— BEGIN Material provided —

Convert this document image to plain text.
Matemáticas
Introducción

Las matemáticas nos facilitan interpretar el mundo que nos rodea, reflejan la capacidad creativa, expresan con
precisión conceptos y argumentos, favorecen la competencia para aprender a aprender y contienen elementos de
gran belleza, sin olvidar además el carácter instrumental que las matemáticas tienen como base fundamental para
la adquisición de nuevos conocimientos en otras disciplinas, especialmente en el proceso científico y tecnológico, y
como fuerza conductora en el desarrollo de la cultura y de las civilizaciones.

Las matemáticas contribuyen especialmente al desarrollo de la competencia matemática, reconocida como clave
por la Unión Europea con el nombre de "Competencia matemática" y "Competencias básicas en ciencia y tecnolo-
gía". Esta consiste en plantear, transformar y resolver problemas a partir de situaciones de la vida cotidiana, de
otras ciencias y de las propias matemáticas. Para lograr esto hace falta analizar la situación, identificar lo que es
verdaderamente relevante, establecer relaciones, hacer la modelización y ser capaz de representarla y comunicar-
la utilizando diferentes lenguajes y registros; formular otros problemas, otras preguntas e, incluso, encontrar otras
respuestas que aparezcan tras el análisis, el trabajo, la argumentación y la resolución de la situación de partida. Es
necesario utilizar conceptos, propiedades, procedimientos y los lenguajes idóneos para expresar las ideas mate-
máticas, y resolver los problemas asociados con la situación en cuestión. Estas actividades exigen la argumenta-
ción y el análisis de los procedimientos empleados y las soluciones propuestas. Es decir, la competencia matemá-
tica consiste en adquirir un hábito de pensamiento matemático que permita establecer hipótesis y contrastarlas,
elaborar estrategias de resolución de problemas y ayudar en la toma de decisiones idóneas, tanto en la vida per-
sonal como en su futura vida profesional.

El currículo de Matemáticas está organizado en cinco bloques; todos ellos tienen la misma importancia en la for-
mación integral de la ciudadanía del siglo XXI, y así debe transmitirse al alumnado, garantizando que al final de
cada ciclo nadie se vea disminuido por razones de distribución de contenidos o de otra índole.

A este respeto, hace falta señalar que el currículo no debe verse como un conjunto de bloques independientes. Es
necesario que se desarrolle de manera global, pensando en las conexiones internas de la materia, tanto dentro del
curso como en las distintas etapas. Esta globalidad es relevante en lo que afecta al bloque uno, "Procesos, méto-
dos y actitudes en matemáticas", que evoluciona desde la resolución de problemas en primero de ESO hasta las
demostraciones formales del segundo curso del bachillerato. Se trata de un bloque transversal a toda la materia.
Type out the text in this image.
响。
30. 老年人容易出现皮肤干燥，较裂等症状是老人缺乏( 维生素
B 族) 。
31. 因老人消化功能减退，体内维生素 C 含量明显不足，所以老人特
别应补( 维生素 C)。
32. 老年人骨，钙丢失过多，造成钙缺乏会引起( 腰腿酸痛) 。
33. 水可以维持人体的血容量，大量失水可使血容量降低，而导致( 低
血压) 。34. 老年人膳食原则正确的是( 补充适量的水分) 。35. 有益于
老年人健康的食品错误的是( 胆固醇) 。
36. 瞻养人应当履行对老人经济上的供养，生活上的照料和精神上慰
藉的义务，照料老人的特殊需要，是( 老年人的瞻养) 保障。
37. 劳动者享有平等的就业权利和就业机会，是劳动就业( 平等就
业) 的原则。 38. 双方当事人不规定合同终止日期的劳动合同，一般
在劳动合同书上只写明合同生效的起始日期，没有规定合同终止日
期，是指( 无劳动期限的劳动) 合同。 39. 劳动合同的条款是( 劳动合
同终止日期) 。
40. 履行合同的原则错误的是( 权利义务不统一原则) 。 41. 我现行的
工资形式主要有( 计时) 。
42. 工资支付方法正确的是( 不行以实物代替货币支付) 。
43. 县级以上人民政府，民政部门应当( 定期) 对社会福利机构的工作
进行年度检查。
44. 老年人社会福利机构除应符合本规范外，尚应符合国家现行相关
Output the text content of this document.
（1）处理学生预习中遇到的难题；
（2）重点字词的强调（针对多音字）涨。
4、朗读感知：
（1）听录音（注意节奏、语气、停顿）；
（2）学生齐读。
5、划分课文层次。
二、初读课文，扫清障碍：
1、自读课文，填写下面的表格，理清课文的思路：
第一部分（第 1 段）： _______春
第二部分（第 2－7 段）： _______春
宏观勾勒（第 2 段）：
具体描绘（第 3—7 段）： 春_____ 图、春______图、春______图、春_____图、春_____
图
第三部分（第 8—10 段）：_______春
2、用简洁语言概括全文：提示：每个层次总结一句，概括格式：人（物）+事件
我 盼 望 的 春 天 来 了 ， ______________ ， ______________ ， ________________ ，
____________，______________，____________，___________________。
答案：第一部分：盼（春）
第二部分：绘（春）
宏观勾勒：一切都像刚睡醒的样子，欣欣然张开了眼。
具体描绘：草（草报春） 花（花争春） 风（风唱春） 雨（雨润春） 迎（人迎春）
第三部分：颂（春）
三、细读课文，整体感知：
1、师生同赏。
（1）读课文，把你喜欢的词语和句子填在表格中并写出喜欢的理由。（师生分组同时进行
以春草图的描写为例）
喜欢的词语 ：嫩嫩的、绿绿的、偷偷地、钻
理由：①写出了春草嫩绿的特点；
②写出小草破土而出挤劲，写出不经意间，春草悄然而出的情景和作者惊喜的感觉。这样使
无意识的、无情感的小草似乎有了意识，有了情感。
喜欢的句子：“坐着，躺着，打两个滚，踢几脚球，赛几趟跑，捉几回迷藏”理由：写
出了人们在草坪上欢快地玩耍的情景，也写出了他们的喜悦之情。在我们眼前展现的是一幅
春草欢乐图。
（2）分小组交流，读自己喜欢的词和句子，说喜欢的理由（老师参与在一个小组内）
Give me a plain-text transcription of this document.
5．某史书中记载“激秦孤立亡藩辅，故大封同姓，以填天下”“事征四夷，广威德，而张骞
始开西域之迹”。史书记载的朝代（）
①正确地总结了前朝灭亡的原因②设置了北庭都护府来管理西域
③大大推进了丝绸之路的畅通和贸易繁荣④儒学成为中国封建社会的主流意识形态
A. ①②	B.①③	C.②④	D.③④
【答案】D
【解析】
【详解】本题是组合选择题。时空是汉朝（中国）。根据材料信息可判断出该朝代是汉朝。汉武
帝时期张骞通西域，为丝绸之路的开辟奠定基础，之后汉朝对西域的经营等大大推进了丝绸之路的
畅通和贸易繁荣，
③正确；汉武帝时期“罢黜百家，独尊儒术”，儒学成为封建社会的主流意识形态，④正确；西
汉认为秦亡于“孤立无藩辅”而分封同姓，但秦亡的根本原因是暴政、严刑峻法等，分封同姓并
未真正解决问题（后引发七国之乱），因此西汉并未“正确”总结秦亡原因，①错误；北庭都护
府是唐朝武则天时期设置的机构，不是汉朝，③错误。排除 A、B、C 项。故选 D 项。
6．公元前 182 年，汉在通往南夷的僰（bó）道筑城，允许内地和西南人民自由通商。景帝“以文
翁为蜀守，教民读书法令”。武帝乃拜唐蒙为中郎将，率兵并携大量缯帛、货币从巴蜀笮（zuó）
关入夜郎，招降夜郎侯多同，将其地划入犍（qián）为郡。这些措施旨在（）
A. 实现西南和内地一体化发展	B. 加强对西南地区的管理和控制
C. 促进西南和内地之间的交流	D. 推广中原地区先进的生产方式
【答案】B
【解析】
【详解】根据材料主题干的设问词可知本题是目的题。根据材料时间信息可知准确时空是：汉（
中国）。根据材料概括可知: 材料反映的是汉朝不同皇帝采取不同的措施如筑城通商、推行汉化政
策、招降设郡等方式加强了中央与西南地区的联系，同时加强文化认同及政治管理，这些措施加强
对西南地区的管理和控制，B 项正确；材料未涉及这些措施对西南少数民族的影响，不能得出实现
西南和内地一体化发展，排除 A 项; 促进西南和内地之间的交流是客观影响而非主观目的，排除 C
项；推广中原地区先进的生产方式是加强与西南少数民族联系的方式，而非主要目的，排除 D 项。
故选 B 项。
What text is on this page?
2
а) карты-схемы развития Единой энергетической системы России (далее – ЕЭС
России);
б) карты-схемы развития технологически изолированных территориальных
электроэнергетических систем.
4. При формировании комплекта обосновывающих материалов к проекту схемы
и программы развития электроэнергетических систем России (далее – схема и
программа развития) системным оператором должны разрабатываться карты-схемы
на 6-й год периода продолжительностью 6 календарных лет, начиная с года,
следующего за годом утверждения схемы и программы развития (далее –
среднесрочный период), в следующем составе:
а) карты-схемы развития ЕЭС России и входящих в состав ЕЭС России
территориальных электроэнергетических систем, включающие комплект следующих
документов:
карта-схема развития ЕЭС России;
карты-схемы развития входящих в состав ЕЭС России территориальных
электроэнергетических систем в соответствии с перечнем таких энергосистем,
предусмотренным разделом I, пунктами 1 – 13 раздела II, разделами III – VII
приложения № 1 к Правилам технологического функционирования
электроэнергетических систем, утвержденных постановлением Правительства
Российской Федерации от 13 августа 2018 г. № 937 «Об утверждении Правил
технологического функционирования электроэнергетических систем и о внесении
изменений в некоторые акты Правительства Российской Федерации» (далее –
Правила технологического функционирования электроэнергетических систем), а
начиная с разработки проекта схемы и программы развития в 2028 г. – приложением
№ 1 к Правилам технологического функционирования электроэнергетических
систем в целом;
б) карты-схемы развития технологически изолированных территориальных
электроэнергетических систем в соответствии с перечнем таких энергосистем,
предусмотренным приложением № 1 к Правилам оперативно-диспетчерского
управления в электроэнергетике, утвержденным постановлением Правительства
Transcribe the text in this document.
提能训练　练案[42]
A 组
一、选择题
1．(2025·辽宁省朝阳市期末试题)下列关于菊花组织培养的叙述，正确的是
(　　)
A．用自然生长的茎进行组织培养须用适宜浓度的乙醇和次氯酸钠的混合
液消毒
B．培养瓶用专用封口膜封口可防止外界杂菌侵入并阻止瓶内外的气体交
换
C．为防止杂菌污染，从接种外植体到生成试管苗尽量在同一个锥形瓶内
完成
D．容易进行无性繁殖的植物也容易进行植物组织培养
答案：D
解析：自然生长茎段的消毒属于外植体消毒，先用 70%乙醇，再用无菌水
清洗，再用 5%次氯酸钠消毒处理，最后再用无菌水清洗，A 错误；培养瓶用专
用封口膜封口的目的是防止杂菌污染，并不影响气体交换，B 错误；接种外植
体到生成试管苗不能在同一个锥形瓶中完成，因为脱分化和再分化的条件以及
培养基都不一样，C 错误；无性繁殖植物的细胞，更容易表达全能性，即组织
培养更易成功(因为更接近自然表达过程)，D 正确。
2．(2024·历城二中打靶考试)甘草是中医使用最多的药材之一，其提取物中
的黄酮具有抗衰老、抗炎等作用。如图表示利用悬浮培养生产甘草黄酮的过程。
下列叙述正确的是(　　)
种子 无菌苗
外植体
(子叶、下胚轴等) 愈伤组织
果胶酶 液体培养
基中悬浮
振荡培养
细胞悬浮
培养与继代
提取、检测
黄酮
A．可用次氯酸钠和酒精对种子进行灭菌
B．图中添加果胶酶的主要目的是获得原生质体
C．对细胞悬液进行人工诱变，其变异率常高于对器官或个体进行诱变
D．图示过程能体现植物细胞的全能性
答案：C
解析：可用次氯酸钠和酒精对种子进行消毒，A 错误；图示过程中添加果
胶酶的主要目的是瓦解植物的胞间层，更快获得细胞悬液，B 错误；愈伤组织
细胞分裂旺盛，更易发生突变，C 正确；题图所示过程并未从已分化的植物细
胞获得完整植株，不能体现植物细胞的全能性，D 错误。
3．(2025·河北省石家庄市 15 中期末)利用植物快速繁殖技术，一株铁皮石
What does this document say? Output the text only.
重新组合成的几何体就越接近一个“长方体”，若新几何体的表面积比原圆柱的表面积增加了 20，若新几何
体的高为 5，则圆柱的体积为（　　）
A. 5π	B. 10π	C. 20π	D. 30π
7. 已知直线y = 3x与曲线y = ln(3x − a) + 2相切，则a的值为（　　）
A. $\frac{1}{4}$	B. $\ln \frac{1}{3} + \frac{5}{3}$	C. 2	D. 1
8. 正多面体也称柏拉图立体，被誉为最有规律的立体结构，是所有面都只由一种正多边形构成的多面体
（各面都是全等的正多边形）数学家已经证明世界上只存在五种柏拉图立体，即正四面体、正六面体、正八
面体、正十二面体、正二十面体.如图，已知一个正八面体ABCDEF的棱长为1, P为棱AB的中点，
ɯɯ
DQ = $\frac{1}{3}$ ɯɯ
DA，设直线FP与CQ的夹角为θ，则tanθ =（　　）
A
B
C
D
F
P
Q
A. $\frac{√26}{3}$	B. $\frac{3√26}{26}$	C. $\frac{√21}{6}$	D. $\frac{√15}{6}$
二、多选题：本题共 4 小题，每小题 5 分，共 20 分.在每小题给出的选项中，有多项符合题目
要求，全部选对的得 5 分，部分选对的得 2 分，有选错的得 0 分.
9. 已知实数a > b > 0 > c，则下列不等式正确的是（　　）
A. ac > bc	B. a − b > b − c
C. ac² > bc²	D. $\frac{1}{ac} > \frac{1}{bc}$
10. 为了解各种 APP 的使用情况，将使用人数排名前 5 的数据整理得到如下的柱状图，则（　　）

— END Material provided —

◆ **Work to be completed**
Copy out all lines from the material above that contain the string "plain".

◆ **Result of this task**
Convert this document image to plain text.
Give me a plain-text transcription of this document.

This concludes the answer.